** begin Available data **

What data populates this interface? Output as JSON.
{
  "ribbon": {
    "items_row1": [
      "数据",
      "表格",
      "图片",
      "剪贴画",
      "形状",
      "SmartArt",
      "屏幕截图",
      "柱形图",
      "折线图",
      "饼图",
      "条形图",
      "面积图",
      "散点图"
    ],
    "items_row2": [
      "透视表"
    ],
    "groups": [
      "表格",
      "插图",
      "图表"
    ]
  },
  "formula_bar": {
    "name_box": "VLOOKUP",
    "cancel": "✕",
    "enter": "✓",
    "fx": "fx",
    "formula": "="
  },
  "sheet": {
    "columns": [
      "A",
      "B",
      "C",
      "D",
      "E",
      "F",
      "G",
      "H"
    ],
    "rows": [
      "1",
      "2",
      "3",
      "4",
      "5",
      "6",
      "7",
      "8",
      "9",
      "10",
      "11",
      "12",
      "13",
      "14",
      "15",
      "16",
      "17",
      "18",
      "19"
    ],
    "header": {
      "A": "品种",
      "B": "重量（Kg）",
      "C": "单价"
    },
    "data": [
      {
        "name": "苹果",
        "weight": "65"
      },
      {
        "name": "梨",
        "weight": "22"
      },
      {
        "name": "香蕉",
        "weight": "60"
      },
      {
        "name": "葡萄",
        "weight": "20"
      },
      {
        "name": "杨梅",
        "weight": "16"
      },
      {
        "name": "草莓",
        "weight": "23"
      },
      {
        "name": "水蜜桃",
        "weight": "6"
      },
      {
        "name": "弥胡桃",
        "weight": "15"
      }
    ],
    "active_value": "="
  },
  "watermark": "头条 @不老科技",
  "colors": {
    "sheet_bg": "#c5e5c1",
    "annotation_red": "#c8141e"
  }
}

** end Available data **

Every record should be repeated exactly; please leave none out.

Output for this task =
What data populates this interface? Output as JSON.
{
  "ribbon": {
    "items_row1": [
      "数据",
      "表格",
      "图片",
      "剪贴画",
      "形状",
      "SmartArt",
      "屏幕截图",
      "柱形图",
      "折线图",
      "饼图",
      "条形图",
      "面积图",
      "散点图"
    ],
    "items_row2": [
      "透视表"
    ],
    "groups": [
      "表格",
      "插图",
      "图表"
    ]
  },
  "formula_bar": {
    "name_box": "VLOOKUP",
    "cancel": "✕",
    "enter": "✓",
    "fx": "fx",
    "formula": "="
  },
  "sheet": {
    "columns": [
      "A",
      "B",
      "C",
      "D",
      "E",
      "F",
      "G",
      "H"
    ],
    "rows": [
      "1",
      "2",
      "3",
      "4",
      "5",
      "6",
      "7",
      "8",
      "9",
      "10",
      "11",
      "12",
      "13",
      "14",
      "15",
      "16",
      "17",
      "18",
      "19"
    ],
    "header": {
      "A": "品种",
      "B": "重量（Kg）",
      "C": "单价"
    },
    "data": [
      {
        "name": "苹果",
        "weight": "65"
      },
      {
        "name": "梨",
        "weight": "22"
      },
      {
        "name": "香蕉",
        "weight": "60"
      },
      {
        "name": "葡萄",
        "weight": "20"
      },
      {
        "name": "杨梅",
        "weight": "16"
      },
      {
        "name": "草莓",
        "weight": "23"
      },
      {
        "name": "水蜜桃",
        "weight": "6"
      },
      {
        "name": "弥胡桃",
        "weight": "15"
      }
    ],
    "active_value": "="
  },
  "watermark": "头条 @不老科技",
  "colors": {
    "sheet_bg": "#c5e5c1",
    "annotation_red": "#c8141e"
  }
}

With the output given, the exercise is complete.